- Exercise material
[Begin]
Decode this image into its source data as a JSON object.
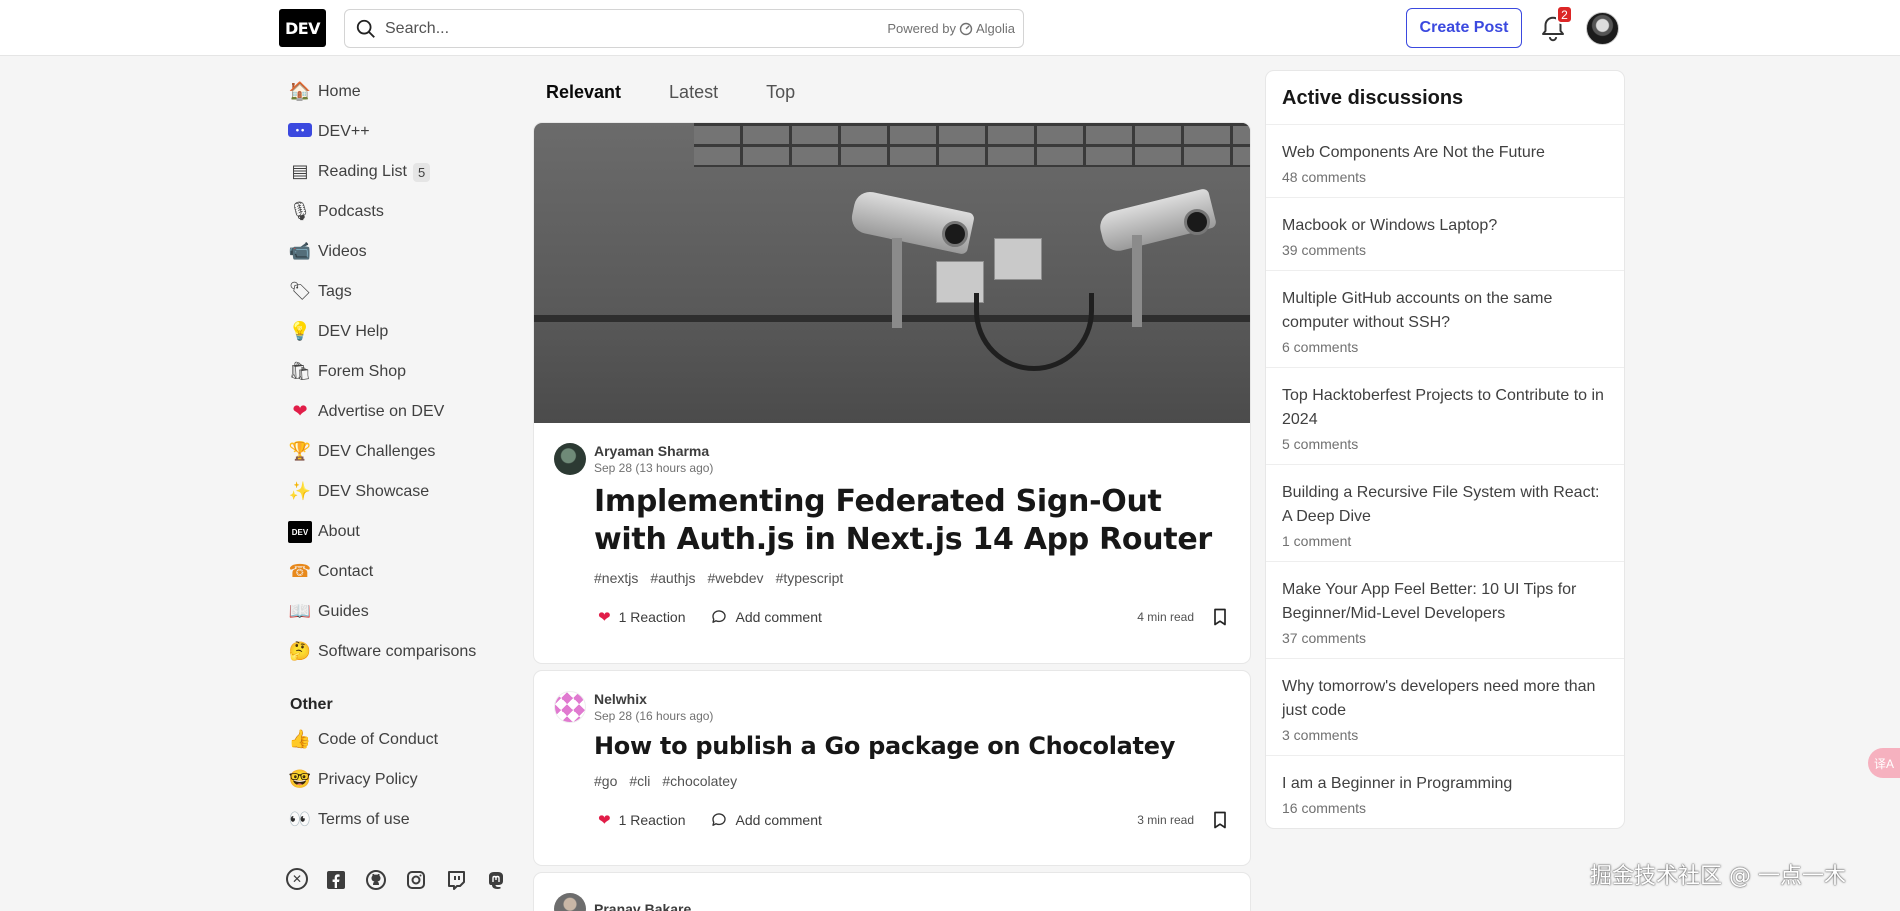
{
  "header": {
    "logo": "DEV",
    "search_placeholder": "Search...",
    "powered_by": "Powered by",
    "algolia": "Algolia",
    "create_post": "Create Post",
    "notification_count": "2"
  },
  "sidebar": {
    "items": [
      {
        "icon": "house-icon",
        "glyph": "🏠",
        "label": "Home"
      },
      {
        "icon": "dev-plus-icon",
        "glyph": "••",
        "label": "DEV++"
      },
      {
        "icon": "reading-list-icon",
        "glyph": "▤",
        "label": "Reading List",
        "count": "5"
      },
      {
        "icon": "microphone-icon",
        "glyph": "🎙",
        "label": "Podcasts"
      },
      {
        "icon": "video-camera-icon",
        "glyph": "📹",
        "label": "Videos"
      },
      {
        "icon": "tag-icon",
        "glyph": "🏷",
        "label": "Tags"
      },
      {
        "icon": "lightbulb-icon",
        "glyph": "💡",
        "label": "DEV Help"
      },
      {
        "icon": "shopping-bags-icon",
        "glyph": "🛍",
        "label": "Forem Shop"
      },
      {
        "icon": "heart-icon",
        "glyph": "❤",
        "label": "Advertise on DEV"
      },
      {
        "icon": "trophy-icon",
        "glyph": "🏆",
        "label": "DEV Challenges"
      },
      {
        "icon": "sparkles-icon",
        "glyph": "✨",
        "label": "DEV Showcase"
      },
      {
        "icon": "dev-logo-icon",
        "glyph": "DEV",
        "label": "About"
      },
      {
        "icon": "contact-icon",
        "glyph": "☎",
        "label": "Contact"
      },
      {
        "icon": "book-icon",
        "glyph": "📖",
        "label": "Guides"
      },
      {
        "icon": "thinking-face-icon",
        "glyph": "🤔",
        "label": "Software comparisons"
      }
    ],
    "other_heading": "Other",
    "other_items": [
      {
        "icon": "thumbs-up-icon",
        "glyph": "👍",
        "label": "Code of Conduct"
      },
      {
        "icon": "nerd-face-icon",
        "glyph": "🤓",
        "label": "Privacy Policy"
      },
      {
        "icon": "eyes-icon",
        "glyph": "👀",
        "label": "Terms of use"
      }
    ],
    "social": [
      "x-icon",
      "facebook-icon",
      "github-icon",
      "instagram-icon",
      "twitch-icon",
      "mastodon-icon"
    ]
  },
  "feed": {
    "tabs": [
      "Relevant",
      "Latest",
      "Top"
    ],
    "active_tab": "Relevant",
    "posts": [
      {
        "author": "Aryaman Sharma",
        "date": "Sep 28 (13 hours ago)",
        "title": "Implementing Federated Sign-Out with Auth.js in Next.js 14 App Router",
        "tags": [
          "#nextjs",
          "#authjs",
          "#webdev",
          "#typescript"
        ],
        "reactions": "1 Reaction",
        "comment_label": "Add comment",
        "read_time": "4 min read"
      },
      {
        "author": "Nelwhix",
        "date": "Sep 28 (16 hours ago)",
        "title": "How to publish a Go package on Chocolatey",
        "tags": [
          "#go",
          "#cli",
          "#chocolatey"
        ],
        "reactions": "1 Reaction",
        "comment_label": "Add comment",
        "read_time": "3 min read"
      },
      {
        "author": "Pranav Bakare"
      }
    ]
  },
  "discussions": {
    "heading": "Active discussions",
    "items": [
      {
        "title": "Web Components Are Not the Future",
        "comments": "48 comments"
      },
      {
        "title": "Macbook or Windows Laptop?",
        "comments": "39 comments"
      },
      {
        "title": "Multiple GitHub accounts on the same computer without SSH?",
        "comments": "6 comments"
      },
      {
        "title": "Top Hacktoberfest Projects to Contribute to in 2024",
        "comments": "5 comments"
      },
      {
        "title": "Building a Recursive File System with React: A Deep Dive",
        "comments": "1 comment"
      },
      {
        "title": "Make Your App Feel Better: 10 UI Tips for Beginner/Mid-Level Developers",
        "comments": "37 comments"
      },
      {
        "title": "Why tomorrow's developers need more than just code",
        "comments": "3 comments"
      },
      {
        "title": "I am a Beginner in Programming",
        "comments": "16 comments"
      }
    ]
  },
  "watermark": "掘金技术社区 @ 一点一木",
  "translate_button": "译A",
  "colors": {
    "accent": "#3b49df",
    "badge": "#dc2626",
    "heart": "#e11d48"
  }
}
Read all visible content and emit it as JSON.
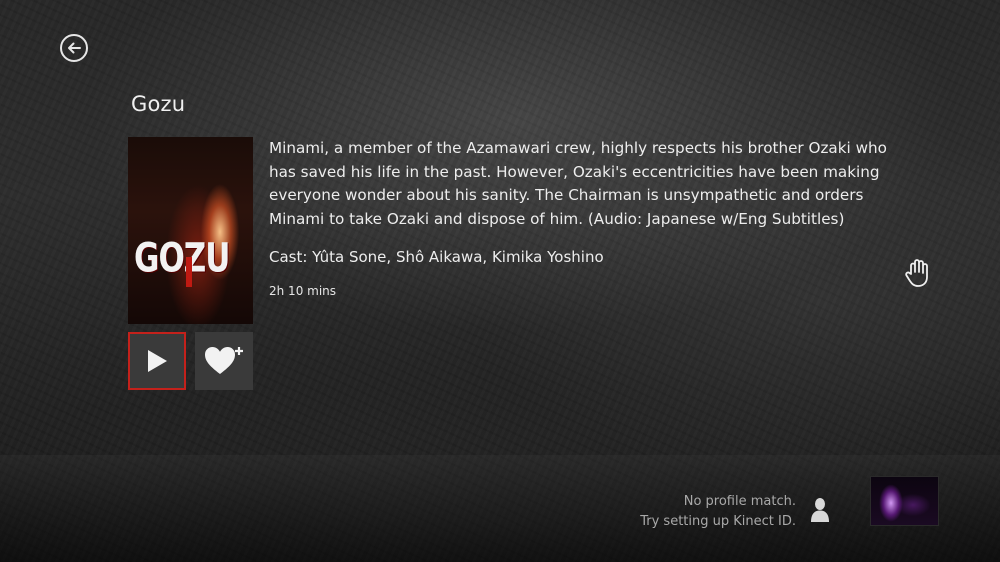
[End]
- Task to carry out
Find the lines with the string "author" and reproduce them.

- Solution to the problem
        "author": "Aryaman Sharma",
        "author": "Nelwhix",
        "author": "Pranav Bakare"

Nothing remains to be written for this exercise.